Problem details - Wherever a line holds the word "JSON", copy that line out.

Input records -
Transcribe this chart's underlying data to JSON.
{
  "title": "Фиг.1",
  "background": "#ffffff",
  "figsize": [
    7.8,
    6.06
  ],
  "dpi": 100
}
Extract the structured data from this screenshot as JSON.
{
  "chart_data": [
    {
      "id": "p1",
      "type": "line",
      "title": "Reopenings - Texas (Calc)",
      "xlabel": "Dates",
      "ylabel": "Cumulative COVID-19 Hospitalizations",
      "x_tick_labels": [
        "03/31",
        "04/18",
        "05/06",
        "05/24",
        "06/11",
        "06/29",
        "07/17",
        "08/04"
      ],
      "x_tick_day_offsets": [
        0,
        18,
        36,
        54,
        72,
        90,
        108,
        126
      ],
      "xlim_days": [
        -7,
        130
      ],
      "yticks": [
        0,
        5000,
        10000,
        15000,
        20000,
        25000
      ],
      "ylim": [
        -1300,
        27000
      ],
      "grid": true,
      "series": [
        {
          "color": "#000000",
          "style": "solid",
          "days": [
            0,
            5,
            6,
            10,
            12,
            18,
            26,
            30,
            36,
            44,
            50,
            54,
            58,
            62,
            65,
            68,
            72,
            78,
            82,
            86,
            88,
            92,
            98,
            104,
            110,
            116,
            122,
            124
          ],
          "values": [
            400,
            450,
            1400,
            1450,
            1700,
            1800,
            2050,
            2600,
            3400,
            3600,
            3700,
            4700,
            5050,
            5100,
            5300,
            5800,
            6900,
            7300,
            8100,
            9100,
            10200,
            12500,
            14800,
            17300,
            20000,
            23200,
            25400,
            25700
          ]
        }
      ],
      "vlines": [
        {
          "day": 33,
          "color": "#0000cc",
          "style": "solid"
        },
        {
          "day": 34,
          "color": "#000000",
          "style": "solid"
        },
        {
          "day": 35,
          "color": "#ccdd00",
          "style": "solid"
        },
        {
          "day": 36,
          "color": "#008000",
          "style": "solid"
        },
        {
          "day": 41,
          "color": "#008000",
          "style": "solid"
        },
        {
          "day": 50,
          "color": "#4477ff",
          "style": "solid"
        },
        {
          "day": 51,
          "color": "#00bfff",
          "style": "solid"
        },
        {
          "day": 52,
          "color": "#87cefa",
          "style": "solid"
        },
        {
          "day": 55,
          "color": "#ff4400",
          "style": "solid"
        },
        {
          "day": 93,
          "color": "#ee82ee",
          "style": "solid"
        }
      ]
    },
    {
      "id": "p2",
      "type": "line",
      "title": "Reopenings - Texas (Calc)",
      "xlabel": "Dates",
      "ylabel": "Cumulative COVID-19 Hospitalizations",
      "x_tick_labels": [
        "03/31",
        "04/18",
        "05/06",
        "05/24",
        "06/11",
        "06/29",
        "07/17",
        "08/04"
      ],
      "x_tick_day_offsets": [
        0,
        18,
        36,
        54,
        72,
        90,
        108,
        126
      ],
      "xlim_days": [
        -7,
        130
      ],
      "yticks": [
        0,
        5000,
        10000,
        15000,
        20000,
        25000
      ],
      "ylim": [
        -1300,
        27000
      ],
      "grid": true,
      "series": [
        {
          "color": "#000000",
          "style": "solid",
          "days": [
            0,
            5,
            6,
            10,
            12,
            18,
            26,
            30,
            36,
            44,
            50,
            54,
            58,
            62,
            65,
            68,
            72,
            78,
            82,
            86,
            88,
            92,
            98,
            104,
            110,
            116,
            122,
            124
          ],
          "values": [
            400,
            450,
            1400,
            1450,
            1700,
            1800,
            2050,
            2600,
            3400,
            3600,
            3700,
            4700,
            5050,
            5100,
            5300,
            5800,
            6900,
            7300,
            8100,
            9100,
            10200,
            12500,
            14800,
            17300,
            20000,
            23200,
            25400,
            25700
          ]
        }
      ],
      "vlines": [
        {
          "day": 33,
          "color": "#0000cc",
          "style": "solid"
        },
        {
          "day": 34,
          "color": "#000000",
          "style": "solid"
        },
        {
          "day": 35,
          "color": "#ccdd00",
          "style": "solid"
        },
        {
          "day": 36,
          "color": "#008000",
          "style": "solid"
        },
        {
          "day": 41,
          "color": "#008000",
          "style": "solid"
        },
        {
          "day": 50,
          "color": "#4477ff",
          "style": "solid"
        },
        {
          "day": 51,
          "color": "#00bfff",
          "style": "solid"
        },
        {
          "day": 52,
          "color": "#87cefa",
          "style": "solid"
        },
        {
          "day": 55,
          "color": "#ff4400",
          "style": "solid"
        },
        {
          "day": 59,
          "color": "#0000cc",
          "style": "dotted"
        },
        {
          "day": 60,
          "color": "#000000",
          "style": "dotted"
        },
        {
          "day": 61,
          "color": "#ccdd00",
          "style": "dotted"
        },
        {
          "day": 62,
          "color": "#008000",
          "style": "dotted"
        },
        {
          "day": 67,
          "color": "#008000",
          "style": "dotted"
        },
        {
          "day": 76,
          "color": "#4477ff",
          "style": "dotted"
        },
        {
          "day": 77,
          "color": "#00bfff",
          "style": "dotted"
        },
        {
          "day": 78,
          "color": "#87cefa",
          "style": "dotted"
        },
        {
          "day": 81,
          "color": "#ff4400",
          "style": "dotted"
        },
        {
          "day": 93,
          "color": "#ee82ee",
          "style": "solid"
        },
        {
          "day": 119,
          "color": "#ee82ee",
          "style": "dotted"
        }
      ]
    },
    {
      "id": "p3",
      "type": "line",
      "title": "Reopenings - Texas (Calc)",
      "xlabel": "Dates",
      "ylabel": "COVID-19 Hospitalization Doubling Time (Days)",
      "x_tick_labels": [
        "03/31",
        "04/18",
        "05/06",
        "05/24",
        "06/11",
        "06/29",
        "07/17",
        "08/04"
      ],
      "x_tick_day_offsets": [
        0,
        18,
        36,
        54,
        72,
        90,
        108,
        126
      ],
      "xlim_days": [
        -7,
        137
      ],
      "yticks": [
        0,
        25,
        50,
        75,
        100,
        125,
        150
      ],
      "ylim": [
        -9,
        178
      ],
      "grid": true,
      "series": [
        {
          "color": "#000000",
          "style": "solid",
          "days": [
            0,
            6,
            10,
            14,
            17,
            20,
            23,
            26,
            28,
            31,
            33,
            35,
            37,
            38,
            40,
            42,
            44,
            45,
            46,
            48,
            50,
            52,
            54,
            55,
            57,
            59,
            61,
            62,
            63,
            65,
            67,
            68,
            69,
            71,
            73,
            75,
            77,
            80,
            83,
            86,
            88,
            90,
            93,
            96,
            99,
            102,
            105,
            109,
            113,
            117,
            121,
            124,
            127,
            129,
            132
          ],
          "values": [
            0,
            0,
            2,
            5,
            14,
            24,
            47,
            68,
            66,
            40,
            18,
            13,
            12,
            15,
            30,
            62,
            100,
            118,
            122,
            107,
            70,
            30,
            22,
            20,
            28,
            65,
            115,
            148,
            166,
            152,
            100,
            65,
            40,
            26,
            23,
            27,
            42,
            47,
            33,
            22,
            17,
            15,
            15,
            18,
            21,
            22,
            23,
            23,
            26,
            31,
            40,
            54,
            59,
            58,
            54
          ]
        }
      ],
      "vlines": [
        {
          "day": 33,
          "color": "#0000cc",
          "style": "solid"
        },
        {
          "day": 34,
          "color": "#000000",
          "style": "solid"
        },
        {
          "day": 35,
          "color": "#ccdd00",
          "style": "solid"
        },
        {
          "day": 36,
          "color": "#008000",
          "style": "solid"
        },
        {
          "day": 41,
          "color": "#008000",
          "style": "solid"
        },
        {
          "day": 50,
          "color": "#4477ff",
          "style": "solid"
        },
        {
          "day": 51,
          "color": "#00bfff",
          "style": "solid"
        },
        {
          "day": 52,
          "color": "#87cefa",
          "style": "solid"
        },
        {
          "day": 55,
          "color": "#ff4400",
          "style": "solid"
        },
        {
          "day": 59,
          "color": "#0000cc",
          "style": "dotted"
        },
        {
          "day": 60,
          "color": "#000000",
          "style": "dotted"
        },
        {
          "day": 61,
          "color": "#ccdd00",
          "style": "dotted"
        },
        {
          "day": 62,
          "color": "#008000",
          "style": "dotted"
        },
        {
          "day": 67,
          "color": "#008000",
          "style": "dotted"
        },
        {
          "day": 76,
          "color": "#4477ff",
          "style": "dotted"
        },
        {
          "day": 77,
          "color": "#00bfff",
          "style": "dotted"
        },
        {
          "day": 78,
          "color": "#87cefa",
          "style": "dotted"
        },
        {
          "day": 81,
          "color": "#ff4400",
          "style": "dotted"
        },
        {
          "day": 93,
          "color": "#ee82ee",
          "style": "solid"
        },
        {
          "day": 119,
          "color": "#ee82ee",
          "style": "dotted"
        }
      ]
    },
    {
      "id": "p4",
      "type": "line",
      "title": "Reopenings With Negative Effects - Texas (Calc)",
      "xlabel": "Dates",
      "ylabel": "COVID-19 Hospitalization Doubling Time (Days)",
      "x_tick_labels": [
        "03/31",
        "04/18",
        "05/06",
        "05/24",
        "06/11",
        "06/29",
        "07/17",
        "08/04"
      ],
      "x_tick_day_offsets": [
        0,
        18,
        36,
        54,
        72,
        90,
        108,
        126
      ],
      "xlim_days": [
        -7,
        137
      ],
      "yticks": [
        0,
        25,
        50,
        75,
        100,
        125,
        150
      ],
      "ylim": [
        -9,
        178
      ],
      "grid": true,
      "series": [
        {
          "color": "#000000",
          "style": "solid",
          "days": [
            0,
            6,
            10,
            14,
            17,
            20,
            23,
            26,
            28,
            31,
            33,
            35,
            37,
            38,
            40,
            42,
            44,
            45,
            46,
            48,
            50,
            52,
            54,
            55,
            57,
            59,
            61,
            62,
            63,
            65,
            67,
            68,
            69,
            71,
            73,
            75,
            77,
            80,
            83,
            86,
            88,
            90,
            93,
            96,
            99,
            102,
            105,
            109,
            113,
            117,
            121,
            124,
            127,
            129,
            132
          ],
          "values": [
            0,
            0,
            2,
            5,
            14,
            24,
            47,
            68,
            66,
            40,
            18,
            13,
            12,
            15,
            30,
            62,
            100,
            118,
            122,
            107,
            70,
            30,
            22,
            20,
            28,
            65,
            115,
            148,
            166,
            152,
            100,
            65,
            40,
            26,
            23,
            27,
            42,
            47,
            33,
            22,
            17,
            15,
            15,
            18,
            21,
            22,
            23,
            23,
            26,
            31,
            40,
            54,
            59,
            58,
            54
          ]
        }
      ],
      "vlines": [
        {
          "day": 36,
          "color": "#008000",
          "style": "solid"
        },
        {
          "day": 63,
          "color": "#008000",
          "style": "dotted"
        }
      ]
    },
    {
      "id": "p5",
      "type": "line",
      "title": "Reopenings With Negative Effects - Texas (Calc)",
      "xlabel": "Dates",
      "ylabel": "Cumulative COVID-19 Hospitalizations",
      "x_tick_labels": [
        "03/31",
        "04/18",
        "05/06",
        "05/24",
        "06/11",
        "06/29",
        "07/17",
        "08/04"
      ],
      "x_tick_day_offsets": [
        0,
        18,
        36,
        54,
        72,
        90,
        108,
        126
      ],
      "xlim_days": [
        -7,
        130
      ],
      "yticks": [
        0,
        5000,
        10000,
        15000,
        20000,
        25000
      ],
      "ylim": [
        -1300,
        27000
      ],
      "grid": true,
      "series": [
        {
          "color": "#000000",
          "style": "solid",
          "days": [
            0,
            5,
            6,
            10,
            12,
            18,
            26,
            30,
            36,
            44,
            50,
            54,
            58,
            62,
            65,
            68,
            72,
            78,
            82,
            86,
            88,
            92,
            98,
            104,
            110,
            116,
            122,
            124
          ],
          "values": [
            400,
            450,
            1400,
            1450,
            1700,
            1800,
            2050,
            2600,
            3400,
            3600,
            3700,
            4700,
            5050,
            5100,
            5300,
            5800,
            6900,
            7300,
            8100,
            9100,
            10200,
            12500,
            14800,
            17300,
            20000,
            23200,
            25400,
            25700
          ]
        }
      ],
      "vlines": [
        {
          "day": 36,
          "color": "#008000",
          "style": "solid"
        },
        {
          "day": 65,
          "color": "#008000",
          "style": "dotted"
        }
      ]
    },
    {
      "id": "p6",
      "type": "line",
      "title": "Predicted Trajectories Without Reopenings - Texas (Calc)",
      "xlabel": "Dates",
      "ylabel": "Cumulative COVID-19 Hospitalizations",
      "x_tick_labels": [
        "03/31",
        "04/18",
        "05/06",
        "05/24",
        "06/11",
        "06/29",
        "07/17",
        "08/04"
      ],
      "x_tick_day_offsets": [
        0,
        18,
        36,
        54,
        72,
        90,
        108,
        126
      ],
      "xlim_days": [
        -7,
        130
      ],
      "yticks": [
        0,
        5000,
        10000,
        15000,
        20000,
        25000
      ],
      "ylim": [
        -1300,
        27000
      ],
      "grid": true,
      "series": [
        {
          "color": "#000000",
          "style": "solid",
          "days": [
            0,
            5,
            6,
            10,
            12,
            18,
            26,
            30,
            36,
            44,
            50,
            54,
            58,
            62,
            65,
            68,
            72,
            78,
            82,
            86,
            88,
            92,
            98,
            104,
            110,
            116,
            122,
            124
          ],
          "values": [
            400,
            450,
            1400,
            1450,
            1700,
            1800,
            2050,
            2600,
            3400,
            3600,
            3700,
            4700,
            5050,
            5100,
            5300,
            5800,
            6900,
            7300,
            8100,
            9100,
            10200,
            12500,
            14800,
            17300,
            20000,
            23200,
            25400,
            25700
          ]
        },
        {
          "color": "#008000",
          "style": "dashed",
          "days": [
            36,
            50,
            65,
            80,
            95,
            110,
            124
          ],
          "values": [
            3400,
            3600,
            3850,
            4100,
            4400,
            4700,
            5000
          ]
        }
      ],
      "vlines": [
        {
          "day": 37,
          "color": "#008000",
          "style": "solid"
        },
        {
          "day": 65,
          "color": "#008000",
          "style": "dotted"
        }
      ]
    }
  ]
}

Result of this exercise -
Transcribe this chart's underlying data to JSON.
Extract the structured data from this screenshot as JSON.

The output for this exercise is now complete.